- EXERCISE DIRECTIONS
Every line containing the word "Canada" needs to be found and copied.

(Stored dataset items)
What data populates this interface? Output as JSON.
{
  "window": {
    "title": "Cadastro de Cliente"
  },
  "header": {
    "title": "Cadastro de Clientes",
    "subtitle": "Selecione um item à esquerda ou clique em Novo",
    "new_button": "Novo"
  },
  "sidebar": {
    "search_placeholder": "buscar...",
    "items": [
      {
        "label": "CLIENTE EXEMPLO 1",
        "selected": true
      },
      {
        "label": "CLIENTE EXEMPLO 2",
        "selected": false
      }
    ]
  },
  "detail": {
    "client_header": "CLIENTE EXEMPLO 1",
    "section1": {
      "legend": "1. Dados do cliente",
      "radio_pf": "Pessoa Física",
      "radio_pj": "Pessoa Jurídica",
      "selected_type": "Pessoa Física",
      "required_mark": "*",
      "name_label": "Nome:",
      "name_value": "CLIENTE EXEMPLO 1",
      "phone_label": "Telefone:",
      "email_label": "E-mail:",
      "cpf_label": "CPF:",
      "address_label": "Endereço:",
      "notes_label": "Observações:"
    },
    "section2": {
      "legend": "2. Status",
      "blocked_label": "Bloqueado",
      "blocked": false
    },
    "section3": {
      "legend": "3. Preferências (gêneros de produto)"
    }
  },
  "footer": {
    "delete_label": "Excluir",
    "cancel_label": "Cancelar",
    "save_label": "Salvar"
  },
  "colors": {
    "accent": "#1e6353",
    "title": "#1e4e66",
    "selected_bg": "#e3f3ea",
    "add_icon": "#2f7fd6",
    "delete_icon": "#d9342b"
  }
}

==

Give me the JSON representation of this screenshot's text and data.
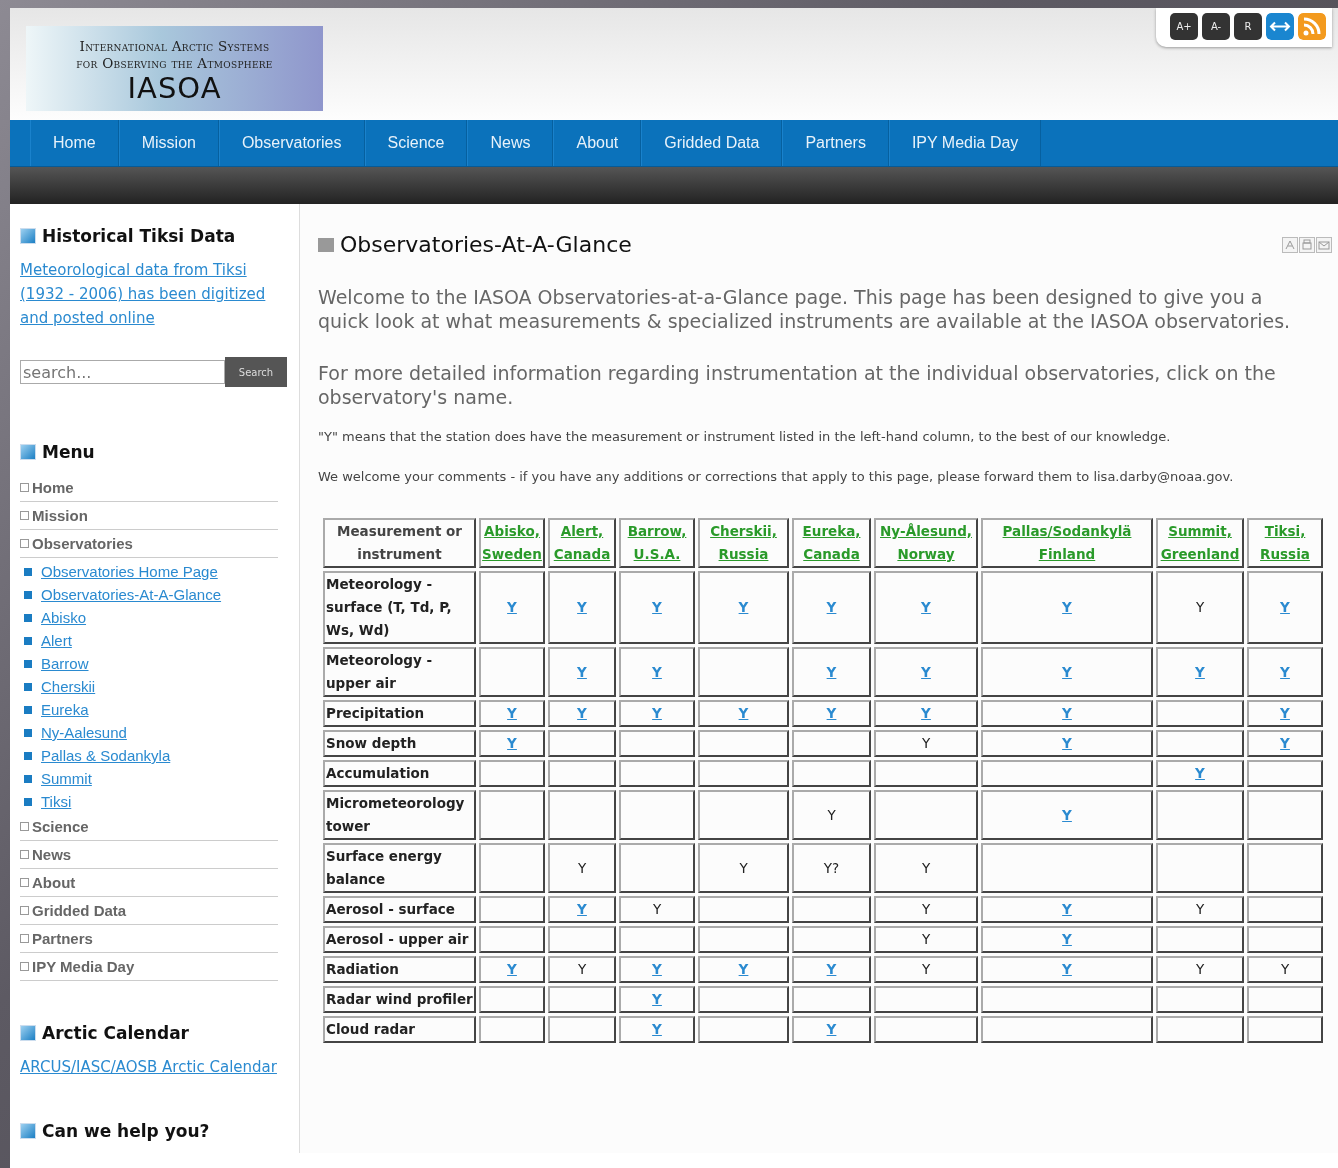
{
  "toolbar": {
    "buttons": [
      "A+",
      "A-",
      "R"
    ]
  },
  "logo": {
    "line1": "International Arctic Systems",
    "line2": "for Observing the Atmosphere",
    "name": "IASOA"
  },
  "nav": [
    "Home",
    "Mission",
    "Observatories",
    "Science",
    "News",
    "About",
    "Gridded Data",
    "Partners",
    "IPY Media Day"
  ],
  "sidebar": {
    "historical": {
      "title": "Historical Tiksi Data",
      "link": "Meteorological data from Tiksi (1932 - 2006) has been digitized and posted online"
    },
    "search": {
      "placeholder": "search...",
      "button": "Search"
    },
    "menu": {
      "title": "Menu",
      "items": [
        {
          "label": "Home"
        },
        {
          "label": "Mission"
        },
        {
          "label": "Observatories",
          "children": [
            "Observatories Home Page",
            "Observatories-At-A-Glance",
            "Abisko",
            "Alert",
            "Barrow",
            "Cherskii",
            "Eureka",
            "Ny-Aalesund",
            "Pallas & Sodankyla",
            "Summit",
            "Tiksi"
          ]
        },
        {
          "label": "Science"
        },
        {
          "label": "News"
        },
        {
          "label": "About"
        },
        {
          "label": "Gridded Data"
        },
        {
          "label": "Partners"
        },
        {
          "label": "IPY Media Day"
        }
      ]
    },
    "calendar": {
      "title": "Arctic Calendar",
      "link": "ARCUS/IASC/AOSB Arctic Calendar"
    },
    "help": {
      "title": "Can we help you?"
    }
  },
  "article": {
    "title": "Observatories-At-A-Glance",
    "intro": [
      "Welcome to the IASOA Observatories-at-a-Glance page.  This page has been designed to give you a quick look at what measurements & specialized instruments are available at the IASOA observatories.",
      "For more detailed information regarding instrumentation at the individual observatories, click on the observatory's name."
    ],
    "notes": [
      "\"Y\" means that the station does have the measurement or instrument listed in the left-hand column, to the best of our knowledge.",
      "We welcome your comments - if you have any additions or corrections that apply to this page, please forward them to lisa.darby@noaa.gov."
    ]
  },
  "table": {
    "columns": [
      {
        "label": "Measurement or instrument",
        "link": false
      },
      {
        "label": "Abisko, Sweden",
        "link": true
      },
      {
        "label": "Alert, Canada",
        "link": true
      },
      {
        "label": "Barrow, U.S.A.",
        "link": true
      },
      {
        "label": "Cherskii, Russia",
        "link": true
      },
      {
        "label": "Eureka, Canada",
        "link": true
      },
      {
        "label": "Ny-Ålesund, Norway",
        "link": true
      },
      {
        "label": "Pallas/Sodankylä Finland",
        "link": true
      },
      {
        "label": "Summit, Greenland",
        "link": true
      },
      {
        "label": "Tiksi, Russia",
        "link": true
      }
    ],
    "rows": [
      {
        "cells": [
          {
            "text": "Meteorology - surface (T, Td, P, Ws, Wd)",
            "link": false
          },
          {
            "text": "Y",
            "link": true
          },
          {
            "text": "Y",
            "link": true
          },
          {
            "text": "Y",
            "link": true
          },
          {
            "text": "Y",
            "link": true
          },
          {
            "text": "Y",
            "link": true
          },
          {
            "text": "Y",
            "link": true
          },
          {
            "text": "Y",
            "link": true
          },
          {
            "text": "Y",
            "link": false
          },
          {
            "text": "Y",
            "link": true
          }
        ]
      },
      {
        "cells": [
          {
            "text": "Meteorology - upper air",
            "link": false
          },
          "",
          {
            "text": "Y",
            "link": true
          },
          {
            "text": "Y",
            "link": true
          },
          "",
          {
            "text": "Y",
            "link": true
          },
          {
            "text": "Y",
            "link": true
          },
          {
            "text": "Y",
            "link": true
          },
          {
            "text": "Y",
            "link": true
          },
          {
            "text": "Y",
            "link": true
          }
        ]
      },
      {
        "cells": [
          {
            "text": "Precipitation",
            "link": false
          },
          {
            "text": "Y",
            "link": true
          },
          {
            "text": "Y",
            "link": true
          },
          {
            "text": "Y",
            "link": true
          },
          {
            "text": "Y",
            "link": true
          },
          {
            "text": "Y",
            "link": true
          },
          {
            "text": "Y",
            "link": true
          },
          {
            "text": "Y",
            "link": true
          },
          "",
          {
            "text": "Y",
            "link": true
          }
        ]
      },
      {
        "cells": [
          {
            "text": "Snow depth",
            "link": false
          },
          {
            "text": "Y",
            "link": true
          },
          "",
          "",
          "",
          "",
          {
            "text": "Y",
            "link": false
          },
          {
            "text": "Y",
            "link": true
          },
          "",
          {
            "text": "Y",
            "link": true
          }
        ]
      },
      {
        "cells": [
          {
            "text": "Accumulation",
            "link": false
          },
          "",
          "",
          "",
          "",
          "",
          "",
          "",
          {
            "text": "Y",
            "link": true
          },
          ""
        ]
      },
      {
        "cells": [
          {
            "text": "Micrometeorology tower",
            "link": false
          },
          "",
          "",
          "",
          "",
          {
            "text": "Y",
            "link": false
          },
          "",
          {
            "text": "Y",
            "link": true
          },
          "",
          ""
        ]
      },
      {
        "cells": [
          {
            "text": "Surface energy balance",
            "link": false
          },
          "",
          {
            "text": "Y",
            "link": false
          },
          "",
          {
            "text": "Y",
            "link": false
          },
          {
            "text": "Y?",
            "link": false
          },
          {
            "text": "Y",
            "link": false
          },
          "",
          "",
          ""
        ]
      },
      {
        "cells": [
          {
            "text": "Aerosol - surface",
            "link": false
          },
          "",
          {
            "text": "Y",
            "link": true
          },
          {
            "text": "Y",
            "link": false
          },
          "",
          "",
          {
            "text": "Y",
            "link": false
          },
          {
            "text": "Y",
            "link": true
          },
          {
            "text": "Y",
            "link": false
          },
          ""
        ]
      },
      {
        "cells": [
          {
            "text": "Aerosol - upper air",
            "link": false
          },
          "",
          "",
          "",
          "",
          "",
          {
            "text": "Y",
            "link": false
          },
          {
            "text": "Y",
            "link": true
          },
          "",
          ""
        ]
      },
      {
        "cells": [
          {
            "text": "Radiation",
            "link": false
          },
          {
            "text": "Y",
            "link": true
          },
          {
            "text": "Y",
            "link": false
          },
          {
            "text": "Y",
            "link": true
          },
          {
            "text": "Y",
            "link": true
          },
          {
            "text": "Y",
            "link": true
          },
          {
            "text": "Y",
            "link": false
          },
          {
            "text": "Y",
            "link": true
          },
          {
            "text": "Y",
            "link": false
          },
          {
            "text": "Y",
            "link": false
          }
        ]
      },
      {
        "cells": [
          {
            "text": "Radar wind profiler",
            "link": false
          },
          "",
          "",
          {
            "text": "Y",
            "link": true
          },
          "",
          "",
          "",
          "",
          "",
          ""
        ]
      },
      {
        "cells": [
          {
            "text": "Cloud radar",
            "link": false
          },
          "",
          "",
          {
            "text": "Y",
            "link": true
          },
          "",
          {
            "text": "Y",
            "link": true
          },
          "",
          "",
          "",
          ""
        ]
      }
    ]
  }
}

--

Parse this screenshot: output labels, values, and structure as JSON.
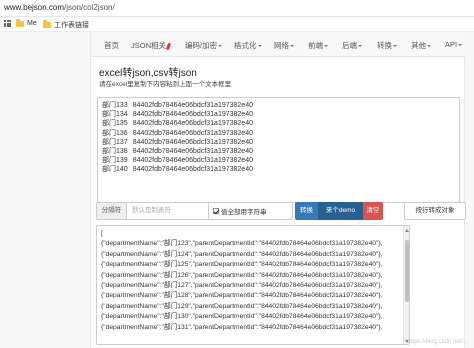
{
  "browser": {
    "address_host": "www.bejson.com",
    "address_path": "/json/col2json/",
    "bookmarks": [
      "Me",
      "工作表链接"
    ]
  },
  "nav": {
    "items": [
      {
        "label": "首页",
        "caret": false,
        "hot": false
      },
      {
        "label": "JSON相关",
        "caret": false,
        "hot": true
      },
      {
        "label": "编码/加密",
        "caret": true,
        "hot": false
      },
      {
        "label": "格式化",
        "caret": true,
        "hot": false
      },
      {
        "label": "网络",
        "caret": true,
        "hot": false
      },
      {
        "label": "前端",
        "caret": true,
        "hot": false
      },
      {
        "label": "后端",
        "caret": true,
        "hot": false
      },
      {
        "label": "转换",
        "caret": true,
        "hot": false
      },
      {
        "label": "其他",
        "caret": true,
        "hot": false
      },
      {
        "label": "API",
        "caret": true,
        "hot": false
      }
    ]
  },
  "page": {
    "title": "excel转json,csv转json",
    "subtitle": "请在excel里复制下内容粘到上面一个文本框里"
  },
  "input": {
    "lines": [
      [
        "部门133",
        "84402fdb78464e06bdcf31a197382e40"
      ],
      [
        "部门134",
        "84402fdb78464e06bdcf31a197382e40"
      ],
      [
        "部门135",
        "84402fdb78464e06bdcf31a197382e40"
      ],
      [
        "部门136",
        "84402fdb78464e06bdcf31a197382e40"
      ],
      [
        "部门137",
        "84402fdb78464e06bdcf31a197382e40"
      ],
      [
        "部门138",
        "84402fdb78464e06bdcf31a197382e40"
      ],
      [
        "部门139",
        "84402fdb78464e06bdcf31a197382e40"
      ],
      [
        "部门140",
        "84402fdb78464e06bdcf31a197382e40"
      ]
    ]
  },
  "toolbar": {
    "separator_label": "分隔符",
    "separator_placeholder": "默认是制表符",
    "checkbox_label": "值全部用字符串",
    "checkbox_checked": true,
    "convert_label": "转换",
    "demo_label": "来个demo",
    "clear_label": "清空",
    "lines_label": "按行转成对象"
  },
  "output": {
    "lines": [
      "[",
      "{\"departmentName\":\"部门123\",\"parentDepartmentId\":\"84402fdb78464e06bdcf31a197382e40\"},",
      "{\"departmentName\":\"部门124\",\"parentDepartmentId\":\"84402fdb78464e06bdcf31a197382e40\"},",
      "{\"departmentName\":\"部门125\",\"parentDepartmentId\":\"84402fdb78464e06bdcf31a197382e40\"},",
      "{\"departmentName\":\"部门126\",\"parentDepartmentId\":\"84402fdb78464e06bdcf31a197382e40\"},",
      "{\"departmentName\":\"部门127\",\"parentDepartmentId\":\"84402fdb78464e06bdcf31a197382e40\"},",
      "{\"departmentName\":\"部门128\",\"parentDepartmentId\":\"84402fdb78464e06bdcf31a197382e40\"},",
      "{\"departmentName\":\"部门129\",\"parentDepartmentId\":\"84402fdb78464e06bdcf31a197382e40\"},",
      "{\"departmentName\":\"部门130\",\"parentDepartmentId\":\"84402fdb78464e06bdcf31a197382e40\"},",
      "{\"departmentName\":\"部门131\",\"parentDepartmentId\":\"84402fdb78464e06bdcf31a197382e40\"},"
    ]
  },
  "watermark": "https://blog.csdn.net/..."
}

- EXERCISE SOLUTION
        "label": "Alert, Canada",
        "label": "Eureka, Canada",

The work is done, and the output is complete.